▶ Document support
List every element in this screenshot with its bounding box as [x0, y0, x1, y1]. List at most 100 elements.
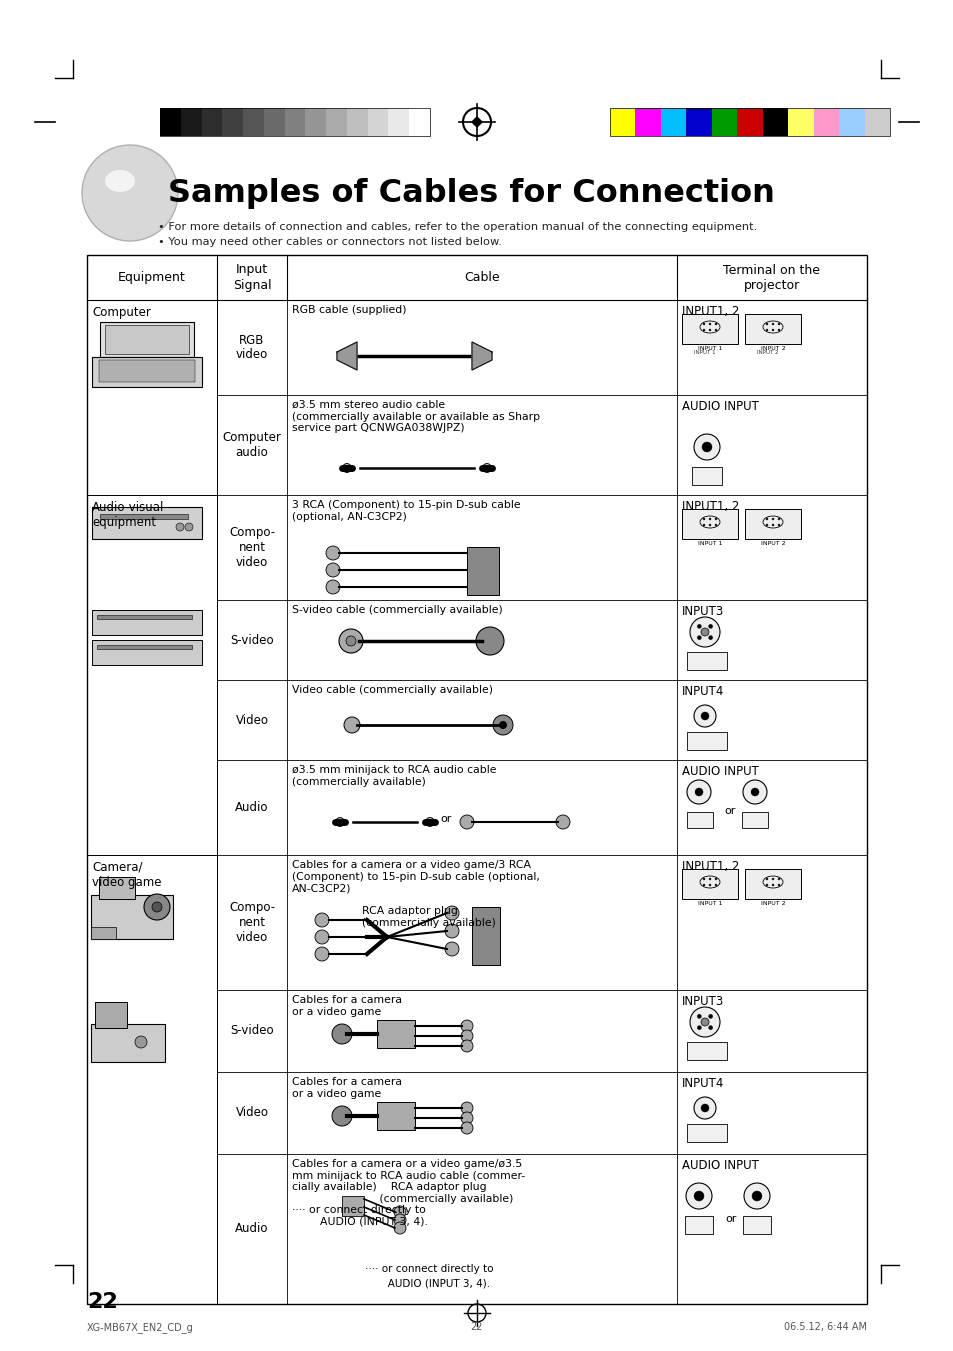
Circle shape — [714, 517, 717, 520]
Bar — [681, 509, 738, 539]
Text: 22: 22 — [87, 1292, 117, 1312]
Bar — [686, 1124, 726, 1142]
Text: or: or — [439, 815, 451, 824]
Circle shape — [332, 1024, 352, 1044]
Circle shape — [708, 884, 710, 886]
Bar — [609, 108, 635, 136]
Text: INPUT4: INPUT4 — [681, 1077, 723, 1090]
Circle shape — [689, 617, 720, 647]
Circle shape — [460, 1112, 473, 1124]
Bar — [91, 1024, 165, 1062]
Circle shape — [778, 330, 780, 331]
Bar — [87, 300, 216, 494]
Text: Cable: Cable — [464, 272, 499, 284]
Bar — [264, 108, 284, 136]
Ellipse shape — [105, 170, 135, 192]
Bar — [685, 108, 711, 136]
Circle shape — [144, 894, 170, 920]
Bar — [91, 357, 202, 386]
Circle shape — [778, 517, 780, 520]
Text: INPUT3: INPUT3 — [681, 994, 723, 1008]
Circle shape — [700, 1019, 708, 1025]
Circle shape — [493, 715, 513, 735]
Circle shape — [697, 1025, 700, 1029]
Circle shape — [751, 1192, 761, 1201]
Circle shape — [714, 524, 717, 526]
Circle shape — [702, 524, 704, 526]
Bar — [711, 108, 737, 136]
Circle shape — [314, 947, 329, 961]
Text: ø3.5 mm minijack to RCA audio cable
(commercially available): ø3.5 mm minijack to RCA audio cable (com… — [292, 765, 496, 786]
Circle shape — [314, 913, 329, 927]
Circle shape — [778, 878, 780, 880]
Circle shape — [750, 788, 759, 796]
Bar — [762, 108, 787, 136]
Circle shape — [459, 815, 474, 830]
Circle shape — [344, 717, 359, 734]
Circle shape — [771, 330, 773, 331]
Bar — [201, 108, 222, 136]
Circle shape — [693, 434, 720, 459]
Circle shape — [697, 636, 700, 639]
Circle shape — [765, 517, 767, 520]
Bar — [87, 855, 216, 1304]
Bar — [744, 313, 801, 345]
Bar — [635, 108, 660, 136]
Circle shape — [765, 884, 767, 886]
Circle shape — [135, 1036, 147, 1048]
Bar — [91, 927, 116, 939]
Bar — [737, 108, 762, 136]
Circle shape — [765, 878, 767, 880]
Bar — [467, 547, 498, 594]
Bar — [95, 1002, 127, 1028]
Bar — [347, 108, 367, 136]
Circle shape — [444, 942, 458, 957]
Text: Video cable (commercially available): Video cable (commercially available) — [292, 685, 493, 694]
Circle shape — [771, 878, 773, 880]
Circle shape — [708, 517, 710, 520]
Bar — [686, 1042, 726, 1061]
Text: Audio: Audio — [235, 801, 269, 815]
Text: Equipment: Equipment — [118, 272, 186, 284]
Circle shape — [460, 1102, 473, 1115]
Bar — [91, 640, 202, 665]
Circle shape — [771, 323, 773, 326]
Circle shape — [498, 721, 506, 730]
Text: RGB
video: RGB video — [235, 334, 268, 362]
Bar — [326, 108, 347, 136]
Circle shape — [702, 884, 704, 886]
Text: Cables for a camera or a video game/ø3.5
mm minijack to RCA audio cable (commer-: Cables for a camera or a video game/ø3.5… — [292, 1159, 524, 1227]
Circle shape — [778, 884, 780, 886]
Text: or: or — [724, 1215, 736, 1224]
Text: INPUT4: INPUT4 — [681, 685, 723, 698]
Text: INPUT1, 2: INPUT1, 2 — [681, 861, 739, 873]
Circle shape — [742, 780, 766, 804]
Circle shape — [700, 628, 708, 636]
Text: ···· or connect directly to: ···· or connect directly to — [365, 1265, 493, 1274]
Bar — [91, 507, 202, 539]
Text: S-video: S-video — [230, 1024, 274, 1038]
Circle shape — [765, 330, 767, 331]
Polygon shape — [472, 118, 481, 127]
Text: Audio: Audio — [235, 1223, 269, 1236]
Circle shape — [714, 884, 717, 886]
Circle shape — [314, 929, 329, 944]
Circle shape — [693, 705, 716, 727]
Circle shape — [444, 907, 458, 920]
Text: AUDIO INPUT: AUDIO INPUT — [681, 1159, 758, 1173]
Bar — [367, 108, 388, 136]
Circle shape — [714, 878, 717, 880]
Bar — [105, 326, 189, 354]
Text: • You may need other cables or connectors not listed below.: • You may need other cables or connector… — [158, 236, 501, 247]
Text: Video: Video — [235, 1106, 268, 1120]
Text: INPUT 2: INPUT 2 — [760, 346, 784, 351]
Bar — [341, 1196, 364, 1216]
Circle shape — [460, 1029, 473, 1042]
Text: Cables for a camera or a video game/3 RCA
(Component) to 15-pin D-sub cable (opt: Cables for a camera or a video game/3 RC… — [292, 861, 539, 928]
Bar — [99, 359, 194, 382]
Circle shape — [693, 1097, 716, 1119]
Circle shape — [342, 463, 351, 473]
Text: Computer: Computer — [91, 305, 151, 319]
Text: Compo-
nent
video: Compo- nent video — [229, 526, 274, 569]
Bar — [741, 812, 767, 828]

▶ Consigne
Recopiez à l'identique toutes les lignes de la liste ci-dessus, sans reprendre les images.

▶ Corrigé
List every element in this screenshot with its bounding box as [x0, y0, x1, y1]. List at most 100 elements.
Circle shape — [714, 517, 717, 520]
Bar — [681, 509, 738, 539]
Text: 22: 22 — [87, 1292, 117, 1312]
Bar — [686, 1124, 726, 1142]
Text: or: or — [439, 815, 451, 824]
Circle shape — [332, 1024, 352, 1044]
Circle shape — [708, 884, 710, 886]
Bar — [609, 108, 635, 136]
Text: INPUT4: INPUT4 — [681, 1077, 723, 1090]
Circle shape — [689, 617, 720, 647]
Circle shape — [460, 1112, 473, 1124]
Bar — [91, 1024, 165, 1062]
Circle shape — [778, 330, 780, 331]
Bar — [87, 300, 216, 494]
Text: Cable: Cable — [464, 272, 499, 284]
Bar — [264, 108, 284, 136]
Ellipse shape — [105, 170, 135, 192]
Bar — [685, 108, 711, 136]
Circle shape — [144, 894, 170, 920]
Bar — [91, 357, 202, 386]
Circle shape — [778, 517, 780, 520]
Text: INPUT3: INPUT3 — [681, 994, 723, 1008]
Circle shape — [700, 1019, 708, 1025]
Circle shape — [493, 715, 513, 735]
Circle shape — [697, 1025, 700, 1029]
Circle shape — [751, 1192, 761, 1201]
Circle shape — [714, 524, 717, 526]
Circle shape — [702, 524, 704, 526]
Bar — [711, 108, 737, 136]
Circle shape — [314, 947, 329, 961]
Text: ø3.5 mm minijack to RCA audio cable
(commercially available): ø3.5 mm minijack to RCA audio cable (com… — [292, 765, 496, 786]
Circle shape — [314, 913, 329, 927]
Circle shape — [778, 878, 780, 880]
Circle shape — [750, 788, 759, 796]
Bar — [762, 108, 787, 136]
Circle shape — [459, 815, 474, 830]
Circle shape — [344, 717, 359, 734]
Circle shape — [771, 330, 773, 331]
Bar — [201, 108, 222, 136]
Circle shape — [693, 434, 720, 459]
Circle shape — [697, 636, 700, 639]
Circle shape — [765, 517, 767, 520]
Bar — [87, 855, 216, 1304]
Bar — [744, 313, 801, 345]
Bar — [635, 108, 660, 136]
Circle shape — [765, 884, 767, 886]
Circle shape — [135, 1036, 147, 1048]
Bar — [91, 927, 116, 939]
Bar — [737, 108, 762, 136]
Circle shape — [765, 878, 767, 880]
Bar — [467, 547, 498, 594]
Bar — [95, 1002, 127, 1028]
Bar — [347, 108, 367, 136]
Circle shape — [444, 942, 458, 957]
Text: Video cable (commercially available): Video cable (commercially available) — [292, 685, 493, 694]
Circle shape — [771, 878, 773, 880]
Circle shape — [708, 517, 710, 520]
Bar — [686, 1042, 726, 1061]
Text: Audio: Audio — [235, 801, 269, 815]
Text: Equipment: Equipment — [118, 272, 186, 284]
Circle shape — [460, 1102, 473, 1115]
Bar — [91, 640, 202, 665]
Circle shape — [771, 323, 773, 326]
Circle shape — [498, 721, 506, 730]
Text: RGB
video: RGB video — [235, 334, 268, 362]
Bar — [326, 108, 347, 136]
Circle shape — [702, 884, 704, 886]
Text: Cables for a camera or a video game/ø3.5
mm minijack to RCA audio cable (commer-: Cables for a camera or a video game/ø3.5… — [292, 1159, 524, 1227]
Circle shape — [778, 884, 780, 886]
Text: or: or — [724, 1215, 736, 1224]
Text: INPUT4: INPUT4 — [681, 685, 723, 698]
Text: INPUT1, 2: INPUT1, 2 — [681, 861, 739, 873]
Circle shape — [742, 780, 766, 804]
Circle shape — [700, 628, 708, 636]
Text: ···· or connect directly to: ···· or connect directly to — [365, 1265, 493, 1274]
Bar — [91, 507, 202, 539]
Text: S-video: S-video — [230, 1024, 274, 1038]
Circle shape — [765, 330, 767, 331]
Polygon shape — [472, 118, 481, 127]
Text: Audio: Audio — [235, 1223, 269, 1236]
Circle shape — [714, 884, 717, 886]
Circle shape — [314, 929, 329, 944]
Circle shape — [693, 705, 716, 727]
Circle shape — [444, 907, 458, 920]
Text: AUDIO INPUT: AUDIO INPUT — [681, 1159, 758, 1173]
Bar — [367, 108, 388, 136]
Circle shape — [714, 878, 717, 880]
Bar — [105, 326, 189, 354]
Text: • You may need other cables or connectors not listed below.: • You may need other cables or connector… — [158, 236, 501, 247]
Text: Video: Video — [235, 1106, 268, 1120]
Text: INPUT 2: INPUT 2 — [760, 346, 784, 351]
Bar — [341, 1196, 364, 1216]
Circle shape — [460, 1029, 473, 1042]
Text: Cables for a camera or a video game/3 RCA
(Component) to 15-pin D-sub cable (opt: Cables for a camera or a video game/3 RC… — [292, 861, 539, 928]
Bar — [99, 359, 194, 382]
Circle shape — [693, 1097, 716, 1119]
Circle shape — [342, 463, 351, 473]
Text: Computer: Computer — [91, 305, 151, 319]
Text: Compo-
nent
video: Compo- nent video — [229, 526, 274, 569]
Bar — [741, 812, 767, 828]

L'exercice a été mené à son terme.